── Records to process
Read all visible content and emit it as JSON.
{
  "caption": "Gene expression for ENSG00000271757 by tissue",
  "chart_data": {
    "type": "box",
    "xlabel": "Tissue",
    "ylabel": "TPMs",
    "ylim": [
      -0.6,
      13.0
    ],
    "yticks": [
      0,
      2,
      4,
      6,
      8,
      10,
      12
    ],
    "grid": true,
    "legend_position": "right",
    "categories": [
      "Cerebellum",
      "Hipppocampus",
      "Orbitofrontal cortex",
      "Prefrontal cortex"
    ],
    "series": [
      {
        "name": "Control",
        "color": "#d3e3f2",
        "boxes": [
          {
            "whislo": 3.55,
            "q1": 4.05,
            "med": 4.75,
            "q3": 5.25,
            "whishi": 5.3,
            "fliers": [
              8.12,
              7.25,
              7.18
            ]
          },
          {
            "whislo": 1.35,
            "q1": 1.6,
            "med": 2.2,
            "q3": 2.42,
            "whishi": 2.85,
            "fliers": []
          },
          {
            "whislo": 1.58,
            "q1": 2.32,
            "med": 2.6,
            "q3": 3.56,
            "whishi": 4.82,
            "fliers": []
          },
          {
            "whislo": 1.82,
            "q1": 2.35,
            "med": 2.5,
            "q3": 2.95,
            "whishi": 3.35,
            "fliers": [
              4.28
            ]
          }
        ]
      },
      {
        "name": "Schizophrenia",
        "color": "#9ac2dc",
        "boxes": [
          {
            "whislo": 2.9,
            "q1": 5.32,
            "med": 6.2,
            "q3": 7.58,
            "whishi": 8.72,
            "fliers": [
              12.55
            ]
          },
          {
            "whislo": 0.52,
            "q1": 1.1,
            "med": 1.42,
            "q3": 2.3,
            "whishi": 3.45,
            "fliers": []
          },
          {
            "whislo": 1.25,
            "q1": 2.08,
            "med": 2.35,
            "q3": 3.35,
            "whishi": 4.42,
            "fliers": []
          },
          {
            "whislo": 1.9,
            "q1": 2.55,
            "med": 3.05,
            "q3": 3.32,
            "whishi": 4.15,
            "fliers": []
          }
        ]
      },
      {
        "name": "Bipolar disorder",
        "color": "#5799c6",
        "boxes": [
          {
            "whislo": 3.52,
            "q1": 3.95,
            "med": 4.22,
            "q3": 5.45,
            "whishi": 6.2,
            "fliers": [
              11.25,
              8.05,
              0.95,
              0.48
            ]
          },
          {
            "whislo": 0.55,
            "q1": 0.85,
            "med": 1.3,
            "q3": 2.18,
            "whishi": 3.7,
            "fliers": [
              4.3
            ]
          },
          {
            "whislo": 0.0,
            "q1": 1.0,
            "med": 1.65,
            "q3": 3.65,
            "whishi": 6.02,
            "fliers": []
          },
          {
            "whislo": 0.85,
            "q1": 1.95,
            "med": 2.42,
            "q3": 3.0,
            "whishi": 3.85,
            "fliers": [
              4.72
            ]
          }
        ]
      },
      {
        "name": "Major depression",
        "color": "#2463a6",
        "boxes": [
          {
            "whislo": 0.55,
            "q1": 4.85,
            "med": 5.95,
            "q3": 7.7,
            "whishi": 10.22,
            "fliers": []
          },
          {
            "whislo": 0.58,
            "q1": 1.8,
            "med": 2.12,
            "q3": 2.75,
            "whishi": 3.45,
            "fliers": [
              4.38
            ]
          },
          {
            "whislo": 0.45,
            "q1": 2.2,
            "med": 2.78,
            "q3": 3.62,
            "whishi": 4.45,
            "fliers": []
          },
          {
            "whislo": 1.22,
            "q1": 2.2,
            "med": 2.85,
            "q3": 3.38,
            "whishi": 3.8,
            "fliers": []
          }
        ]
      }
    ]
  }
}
────
### Task
Extract all lines from the material above that include the word "cortex".

### The answer
      "Orbitofrontal cortex",
      "Prefrontal cortex"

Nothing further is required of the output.